_TASK TO COMPLETE_:
Find each line with the word "this" in it, then give the total alone.

Dataset items:
● ● ● ●

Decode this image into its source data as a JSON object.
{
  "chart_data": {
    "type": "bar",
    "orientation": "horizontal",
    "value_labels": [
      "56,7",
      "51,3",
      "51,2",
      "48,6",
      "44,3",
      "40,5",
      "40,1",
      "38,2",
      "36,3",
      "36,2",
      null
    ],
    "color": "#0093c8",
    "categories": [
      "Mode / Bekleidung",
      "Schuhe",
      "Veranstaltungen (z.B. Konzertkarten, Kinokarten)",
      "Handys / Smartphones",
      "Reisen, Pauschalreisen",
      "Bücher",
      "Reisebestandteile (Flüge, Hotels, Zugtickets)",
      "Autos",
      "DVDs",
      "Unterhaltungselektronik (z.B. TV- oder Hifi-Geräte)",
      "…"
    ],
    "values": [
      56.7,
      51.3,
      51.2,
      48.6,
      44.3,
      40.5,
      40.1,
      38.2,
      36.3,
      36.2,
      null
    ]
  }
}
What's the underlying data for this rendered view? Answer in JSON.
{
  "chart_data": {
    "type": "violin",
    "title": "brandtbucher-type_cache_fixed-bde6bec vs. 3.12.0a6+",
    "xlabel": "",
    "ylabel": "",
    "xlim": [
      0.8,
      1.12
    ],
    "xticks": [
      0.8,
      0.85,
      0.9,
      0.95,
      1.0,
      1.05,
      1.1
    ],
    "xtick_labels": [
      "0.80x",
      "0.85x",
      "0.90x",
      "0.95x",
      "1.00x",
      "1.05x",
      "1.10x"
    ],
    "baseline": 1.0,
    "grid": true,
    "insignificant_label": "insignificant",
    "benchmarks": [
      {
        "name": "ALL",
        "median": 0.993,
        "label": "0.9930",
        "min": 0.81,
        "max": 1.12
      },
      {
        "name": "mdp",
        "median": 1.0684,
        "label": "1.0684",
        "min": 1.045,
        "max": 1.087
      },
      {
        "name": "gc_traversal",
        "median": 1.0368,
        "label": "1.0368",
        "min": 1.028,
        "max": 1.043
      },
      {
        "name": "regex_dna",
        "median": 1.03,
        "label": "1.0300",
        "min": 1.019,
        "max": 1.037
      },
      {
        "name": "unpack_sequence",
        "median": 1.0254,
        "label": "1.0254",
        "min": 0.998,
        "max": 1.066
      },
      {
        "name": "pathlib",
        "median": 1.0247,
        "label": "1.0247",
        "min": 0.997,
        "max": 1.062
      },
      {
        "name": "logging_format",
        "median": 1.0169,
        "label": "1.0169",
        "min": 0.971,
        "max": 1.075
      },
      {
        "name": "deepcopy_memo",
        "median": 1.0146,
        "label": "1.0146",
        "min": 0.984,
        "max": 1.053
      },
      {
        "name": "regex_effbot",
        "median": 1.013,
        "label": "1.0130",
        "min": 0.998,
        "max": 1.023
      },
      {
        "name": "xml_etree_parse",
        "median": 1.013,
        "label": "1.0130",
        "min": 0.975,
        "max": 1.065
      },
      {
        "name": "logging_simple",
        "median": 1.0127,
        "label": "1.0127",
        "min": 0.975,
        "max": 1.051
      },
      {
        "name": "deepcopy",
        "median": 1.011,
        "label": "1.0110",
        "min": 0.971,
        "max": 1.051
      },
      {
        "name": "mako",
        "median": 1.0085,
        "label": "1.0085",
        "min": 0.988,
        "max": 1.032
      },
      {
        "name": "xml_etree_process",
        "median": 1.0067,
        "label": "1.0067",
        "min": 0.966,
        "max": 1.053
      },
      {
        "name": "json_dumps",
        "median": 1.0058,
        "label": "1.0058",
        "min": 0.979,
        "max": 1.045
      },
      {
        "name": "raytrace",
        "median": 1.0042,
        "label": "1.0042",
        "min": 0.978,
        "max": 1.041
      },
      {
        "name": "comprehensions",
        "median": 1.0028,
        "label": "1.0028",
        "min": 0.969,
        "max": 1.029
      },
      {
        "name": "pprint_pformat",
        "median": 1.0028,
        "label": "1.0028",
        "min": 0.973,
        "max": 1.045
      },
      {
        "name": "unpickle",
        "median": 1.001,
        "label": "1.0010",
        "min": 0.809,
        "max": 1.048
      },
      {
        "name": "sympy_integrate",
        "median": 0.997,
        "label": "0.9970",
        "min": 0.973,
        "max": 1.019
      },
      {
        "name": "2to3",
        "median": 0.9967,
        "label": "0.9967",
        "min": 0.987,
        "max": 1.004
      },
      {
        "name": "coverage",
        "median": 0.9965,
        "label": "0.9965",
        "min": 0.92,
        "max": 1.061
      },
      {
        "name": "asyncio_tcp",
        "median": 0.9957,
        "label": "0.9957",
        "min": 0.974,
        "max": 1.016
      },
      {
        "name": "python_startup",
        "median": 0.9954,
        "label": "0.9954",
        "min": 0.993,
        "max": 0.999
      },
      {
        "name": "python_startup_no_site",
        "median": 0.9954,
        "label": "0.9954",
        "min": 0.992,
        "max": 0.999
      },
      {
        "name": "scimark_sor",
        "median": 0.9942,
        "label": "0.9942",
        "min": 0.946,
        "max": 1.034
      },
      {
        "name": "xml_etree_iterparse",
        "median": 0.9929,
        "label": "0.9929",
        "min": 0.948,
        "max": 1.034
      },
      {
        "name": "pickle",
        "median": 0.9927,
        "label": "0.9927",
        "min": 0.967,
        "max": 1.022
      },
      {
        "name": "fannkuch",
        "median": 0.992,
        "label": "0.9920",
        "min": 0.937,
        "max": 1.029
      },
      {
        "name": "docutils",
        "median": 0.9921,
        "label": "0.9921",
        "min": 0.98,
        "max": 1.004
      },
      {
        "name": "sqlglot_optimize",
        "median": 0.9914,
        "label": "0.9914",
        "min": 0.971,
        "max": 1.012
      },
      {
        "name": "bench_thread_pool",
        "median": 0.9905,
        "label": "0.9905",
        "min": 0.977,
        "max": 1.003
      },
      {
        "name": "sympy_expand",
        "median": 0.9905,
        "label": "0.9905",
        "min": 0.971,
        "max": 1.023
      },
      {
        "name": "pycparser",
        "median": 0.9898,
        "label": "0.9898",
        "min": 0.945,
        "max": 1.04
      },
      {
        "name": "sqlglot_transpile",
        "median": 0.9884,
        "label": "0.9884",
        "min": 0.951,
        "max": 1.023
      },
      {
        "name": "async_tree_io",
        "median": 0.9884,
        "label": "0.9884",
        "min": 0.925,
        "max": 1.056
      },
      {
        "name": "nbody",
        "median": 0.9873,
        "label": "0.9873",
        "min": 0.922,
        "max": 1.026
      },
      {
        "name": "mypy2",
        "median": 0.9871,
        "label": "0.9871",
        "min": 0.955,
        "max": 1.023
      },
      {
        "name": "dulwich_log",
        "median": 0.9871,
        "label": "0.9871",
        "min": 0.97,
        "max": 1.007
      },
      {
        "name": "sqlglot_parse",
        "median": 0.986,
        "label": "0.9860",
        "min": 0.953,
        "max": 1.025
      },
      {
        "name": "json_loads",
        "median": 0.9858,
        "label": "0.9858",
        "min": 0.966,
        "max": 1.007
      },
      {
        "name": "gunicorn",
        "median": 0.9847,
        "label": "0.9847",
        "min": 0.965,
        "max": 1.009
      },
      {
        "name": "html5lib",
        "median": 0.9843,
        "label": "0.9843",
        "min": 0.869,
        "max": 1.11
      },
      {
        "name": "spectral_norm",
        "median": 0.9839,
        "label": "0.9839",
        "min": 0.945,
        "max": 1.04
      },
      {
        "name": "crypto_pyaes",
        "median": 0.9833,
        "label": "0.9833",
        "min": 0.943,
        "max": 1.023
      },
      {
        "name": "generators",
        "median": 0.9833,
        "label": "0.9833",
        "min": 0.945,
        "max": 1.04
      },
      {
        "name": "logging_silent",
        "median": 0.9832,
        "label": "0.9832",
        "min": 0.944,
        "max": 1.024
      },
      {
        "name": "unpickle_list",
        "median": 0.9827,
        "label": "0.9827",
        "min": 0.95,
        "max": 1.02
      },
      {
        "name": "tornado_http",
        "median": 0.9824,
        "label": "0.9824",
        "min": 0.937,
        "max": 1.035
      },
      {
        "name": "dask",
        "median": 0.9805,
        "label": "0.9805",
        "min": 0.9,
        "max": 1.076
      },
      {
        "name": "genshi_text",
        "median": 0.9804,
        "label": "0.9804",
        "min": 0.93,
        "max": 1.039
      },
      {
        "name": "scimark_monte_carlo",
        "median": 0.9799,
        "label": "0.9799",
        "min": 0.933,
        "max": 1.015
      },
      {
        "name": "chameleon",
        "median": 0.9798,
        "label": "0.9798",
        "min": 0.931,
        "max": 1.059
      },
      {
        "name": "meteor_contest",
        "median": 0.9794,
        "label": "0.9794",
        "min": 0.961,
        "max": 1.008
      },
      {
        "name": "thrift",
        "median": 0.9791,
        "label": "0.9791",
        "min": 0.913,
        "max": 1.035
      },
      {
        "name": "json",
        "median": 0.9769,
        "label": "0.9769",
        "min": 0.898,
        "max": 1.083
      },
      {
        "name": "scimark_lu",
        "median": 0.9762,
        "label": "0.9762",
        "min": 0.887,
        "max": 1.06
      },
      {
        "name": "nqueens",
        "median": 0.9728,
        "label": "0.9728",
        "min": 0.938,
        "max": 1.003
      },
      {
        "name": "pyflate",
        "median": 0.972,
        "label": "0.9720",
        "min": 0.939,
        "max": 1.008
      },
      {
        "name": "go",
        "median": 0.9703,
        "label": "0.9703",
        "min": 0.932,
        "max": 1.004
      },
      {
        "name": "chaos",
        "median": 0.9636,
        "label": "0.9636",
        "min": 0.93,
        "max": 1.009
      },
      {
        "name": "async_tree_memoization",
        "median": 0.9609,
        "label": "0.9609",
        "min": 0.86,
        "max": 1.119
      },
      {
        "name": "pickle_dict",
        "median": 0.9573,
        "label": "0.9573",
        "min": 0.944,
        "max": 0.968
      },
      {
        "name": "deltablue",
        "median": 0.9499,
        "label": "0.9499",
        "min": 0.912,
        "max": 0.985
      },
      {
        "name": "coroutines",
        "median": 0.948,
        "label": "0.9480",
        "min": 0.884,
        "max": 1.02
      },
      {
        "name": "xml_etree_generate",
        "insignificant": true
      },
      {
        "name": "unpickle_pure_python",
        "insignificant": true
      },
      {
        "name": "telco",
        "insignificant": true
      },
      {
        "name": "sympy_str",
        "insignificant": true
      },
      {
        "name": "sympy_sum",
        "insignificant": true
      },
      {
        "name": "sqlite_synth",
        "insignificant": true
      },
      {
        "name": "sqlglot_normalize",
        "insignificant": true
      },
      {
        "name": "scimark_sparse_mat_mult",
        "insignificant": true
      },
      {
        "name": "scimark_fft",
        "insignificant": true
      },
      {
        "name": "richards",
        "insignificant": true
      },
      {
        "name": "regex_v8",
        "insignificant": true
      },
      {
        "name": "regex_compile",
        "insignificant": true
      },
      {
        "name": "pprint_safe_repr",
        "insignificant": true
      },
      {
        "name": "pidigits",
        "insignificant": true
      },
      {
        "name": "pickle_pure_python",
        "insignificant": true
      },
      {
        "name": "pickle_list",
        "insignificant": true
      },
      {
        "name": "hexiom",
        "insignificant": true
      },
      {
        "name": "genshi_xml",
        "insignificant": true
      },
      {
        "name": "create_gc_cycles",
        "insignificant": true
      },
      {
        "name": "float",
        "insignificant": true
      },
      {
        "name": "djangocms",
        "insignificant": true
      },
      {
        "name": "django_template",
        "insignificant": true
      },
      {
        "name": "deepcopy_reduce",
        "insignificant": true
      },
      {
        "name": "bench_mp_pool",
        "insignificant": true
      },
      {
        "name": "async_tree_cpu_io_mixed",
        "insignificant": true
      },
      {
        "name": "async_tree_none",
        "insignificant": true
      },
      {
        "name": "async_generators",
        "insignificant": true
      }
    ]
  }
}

● ● ● ●

_EXERCISE OUTPUT_:
2